%%

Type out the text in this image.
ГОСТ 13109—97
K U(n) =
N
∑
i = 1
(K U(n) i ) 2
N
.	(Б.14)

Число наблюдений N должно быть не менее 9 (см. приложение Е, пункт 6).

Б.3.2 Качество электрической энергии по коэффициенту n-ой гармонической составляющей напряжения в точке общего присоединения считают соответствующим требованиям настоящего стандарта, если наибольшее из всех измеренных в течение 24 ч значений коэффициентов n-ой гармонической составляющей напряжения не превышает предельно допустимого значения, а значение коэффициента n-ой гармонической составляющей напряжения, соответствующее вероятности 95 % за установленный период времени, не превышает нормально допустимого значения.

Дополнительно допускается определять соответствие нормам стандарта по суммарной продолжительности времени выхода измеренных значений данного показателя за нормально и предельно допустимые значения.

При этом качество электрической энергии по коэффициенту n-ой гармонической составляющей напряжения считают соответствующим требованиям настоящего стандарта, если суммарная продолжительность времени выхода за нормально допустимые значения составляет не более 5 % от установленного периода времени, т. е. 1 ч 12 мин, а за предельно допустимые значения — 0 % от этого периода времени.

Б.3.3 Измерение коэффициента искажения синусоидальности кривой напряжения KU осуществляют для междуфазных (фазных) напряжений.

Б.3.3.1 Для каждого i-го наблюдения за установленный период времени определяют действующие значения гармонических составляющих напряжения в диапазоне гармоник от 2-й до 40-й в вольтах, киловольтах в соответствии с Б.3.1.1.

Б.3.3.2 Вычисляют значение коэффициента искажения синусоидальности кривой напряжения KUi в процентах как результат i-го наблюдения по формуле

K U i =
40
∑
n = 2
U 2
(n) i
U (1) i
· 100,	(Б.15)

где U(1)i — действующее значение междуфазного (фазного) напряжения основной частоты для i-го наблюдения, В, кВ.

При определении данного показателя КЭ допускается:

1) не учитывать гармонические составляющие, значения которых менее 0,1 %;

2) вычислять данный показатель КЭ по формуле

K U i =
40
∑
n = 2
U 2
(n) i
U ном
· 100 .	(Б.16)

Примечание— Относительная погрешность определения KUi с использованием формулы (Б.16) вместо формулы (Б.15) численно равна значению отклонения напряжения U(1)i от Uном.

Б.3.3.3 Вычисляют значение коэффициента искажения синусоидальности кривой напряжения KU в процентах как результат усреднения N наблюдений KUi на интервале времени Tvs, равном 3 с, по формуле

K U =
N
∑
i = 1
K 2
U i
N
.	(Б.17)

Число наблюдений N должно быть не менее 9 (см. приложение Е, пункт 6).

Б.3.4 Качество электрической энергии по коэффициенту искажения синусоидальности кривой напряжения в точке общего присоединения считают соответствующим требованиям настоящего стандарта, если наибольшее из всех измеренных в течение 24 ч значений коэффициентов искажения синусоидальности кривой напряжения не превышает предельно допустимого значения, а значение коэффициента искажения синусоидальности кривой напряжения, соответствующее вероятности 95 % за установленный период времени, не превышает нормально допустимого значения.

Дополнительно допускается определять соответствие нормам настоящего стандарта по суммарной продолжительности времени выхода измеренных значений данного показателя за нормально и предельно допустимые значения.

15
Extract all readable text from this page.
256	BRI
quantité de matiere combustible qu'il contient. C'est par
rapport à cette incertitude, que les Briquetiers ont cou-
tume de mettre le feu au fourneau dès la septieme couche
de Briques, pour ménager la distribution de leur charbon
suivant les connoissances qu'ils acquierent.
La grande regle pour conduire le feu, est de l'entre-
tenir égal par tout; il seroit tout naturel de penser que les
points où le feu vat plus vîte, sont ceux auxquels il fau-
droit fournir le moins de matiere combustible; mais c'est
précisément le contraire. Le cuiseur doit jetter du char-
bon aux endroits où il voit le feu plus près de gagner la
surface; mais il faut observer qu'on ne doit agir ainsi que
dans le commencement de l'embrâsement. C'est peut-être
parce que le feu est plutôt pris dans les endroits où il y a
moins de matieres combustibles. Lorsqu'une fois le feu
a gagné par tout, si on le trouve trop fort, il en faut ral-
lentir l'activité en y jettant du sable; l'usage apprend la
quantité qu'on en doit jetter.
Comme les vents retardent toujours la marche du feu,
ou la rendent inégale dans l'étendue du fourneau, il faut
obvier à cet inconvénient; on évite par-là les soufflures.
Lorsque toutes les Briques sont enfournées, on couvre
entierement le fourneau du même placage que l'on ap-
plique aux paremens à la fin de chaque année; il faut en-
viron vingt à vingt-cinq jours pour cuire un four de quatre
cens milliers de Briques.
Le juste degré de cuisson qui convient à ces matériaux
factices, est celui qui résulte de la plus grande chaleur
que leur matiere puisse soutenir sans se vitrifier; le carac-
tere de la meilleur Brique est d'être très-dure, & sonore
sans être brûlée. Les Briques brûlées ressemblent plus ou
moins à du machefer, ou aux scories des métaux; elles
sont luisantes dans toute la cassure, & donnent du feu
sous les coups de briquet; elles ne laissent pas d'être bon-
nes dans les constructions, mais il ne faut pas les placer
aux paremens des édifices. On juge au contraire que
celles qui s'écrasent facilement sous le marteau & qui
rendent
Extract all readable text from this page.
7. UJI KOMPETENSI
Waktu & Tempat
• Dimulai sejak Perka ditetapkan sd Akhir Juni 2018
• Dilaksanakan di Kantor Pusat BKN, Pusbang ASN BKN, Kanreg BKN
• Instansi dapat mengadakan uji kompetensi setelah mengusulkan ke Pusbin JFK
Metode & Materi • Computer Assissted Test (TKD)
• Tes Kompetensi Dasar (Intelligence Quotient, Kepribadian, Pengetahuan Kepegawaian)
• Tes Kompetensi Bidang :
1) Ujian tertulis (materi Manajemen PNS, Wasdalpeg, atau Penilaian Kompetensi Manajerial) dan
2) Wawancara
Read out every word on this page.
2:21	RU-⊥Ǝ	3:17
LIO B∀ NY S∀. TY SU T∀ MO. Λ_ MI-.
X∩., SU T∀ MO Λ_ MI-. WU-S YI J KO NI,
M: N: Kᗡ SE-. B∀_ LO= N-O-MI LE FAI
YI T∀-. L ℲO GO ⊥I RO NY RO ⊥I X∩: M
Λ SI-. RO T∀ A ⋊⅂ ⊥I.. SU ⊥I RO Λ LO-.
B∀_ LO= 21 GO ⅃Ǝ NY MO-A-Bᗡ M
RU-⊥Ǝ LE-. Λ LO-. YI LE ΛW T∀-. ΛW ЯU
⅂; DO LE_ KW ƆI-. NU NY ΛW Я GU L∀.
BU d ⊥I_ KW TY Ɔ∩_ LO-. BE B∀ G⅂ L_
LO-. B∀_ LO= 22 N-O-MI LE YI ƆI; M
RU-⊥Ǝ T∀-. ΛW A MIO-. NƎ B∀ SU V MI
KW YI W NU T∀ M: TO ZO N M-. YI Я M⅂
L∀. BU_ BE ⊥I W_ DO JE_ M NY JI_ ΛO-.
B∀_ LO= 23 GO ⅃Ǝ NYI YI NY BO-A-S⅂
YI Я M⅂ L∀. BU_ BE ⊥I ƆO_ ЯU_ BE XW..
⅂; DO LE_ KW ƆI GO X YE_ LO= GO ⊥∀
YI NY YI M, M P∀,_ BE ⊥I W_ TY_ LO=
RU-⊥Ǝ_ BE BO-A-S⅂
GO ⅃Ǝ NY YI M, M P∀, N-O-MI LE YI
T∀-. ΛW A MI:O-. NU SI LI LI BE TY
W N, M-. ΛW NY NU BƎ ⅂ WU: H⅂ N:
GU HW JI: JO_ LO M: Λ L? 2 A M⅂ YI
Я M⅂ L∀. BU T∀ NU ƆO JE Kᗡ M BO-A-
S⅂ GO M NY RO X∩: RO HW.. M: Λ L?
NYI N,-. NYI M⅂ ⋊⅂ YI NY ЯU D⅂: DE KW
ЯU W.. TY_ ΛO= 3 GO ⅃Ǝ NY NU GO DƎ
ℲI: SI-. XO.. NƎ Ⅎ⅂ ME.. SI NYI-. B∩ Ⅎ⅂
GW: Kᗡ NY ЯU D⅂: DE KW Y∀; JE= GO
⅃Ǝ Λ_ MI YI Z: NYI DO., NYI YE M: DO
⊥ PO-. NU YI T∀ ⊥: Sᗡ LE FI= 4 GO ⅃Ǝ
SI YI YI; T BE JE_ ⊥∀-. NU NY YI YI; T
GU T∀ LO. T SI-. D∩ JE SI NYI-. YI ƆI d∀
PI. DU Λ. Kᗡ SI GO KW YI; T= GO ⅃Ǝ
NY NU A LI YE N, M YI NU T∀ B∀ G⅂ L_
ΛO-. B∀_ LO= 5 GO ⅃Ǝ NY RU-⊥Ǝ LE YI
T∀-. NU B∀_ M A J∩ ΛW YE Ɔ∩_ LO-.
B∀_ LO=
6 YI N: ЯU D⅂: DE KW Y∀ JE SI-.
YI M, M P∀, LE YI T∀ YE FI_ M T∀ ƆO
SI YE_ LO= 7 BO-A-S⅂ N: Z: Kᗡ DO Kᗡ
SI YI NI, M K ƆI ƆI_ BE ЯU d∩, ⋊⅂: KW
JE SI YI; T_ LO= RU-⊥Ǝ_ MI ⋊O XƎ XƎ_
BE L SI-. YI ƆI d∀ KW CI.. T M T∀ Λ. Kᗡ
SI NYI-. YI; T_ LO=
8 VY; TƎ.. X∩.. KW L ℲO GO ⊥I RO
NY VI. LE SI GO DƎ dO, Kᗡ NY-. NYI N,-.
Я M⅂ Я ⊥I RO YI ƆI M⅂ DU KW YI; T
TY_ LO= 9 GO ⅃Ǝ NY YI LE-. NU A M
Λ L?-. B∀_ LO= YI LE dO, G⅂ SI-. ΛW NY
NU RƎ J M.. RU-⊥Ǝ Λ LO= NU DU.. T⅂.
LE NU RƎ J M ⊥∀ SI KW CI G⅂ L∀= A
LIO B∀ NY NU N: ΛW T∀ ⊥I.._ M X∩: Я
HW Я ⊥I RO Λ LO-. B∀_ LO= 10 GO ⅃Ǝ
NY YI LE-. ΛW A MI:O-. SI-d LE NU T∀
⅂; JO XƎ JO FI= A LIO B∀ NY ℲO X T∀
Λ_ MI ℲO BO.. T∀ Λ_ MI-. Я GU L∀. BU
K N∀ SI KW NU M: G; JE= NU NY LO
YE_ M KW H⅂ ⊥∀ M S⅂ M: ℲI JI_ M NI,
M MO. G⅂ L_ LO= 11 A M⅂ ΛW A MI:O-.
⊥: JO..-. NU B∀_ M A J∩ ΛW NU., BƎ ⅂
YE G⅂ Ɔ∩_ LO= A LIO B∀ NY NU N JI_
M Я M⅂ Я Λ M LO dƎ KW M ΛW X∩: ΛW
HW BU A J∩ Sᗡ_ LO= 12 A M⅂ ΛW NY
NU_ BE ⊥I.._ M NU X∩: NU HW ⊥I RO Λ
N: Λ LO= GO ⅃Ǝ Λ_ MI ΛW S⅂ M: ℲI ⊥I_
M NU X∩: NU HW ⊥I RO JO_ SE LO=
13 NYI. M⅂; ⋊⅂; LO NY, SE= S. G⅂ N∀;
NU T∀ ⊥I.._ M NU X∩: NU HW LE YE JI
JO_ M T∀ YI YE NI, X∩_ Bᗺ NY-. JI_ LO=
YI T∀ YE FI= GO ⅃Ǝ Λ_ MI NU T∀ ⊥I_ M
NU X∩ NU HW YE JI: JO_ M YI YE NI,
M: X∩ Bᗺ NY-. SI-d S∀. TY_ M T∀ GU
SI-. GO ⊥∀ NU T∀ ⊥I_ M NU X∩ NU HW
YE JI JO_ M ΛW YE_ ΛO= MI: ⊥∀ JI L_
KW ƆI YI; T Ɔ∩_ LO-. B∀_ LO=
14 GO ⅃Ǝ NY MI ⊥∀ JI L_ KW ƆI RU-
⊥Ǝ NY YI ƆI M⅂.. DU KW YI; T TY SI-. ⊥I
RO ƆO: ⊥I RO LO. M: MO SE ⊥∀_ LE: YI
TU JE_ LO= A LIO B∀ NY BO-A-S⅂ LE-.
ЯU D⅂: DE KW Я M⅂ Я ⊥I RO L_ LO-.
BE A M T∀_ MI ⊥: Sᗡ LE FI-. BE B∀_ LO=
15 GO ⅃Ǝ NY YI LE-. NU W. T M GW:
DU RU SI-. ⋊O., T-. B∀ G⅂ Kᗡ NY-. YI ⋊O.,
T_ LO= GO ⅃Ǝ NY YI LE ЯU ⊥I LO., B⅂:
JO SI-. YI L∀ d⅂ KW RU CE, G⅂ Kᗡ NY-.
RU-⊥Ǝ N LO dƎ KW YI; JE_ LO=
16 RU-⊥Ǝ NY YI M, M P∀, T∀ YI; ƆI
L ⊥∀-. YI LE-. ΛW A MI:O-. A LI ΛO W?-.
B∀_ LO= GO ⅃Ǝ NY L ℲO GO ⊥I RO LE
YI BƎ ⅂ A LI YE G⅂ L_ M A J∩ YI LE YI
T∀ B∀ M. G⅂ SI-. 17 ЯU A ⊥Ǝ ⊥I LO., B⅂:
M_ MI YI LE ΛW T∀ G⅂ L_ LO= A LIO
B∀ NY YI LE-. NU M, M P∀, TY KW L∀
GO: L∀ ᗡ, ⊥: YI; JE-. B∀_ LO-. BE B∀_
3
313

%%

**EXERCISE DETAILS**
Consider the entries above and return each line with the string "plus".

**RESULT BELOW**
points où le feu vat plus vîte, sont ceux auxquels il fau-
bon aux endroits où il voit le feu plus près de gagner la
factices, est celui qui résulte de la plus grande chaleur
sans être brûlée. Les Briques brûlées ressemblent plus ou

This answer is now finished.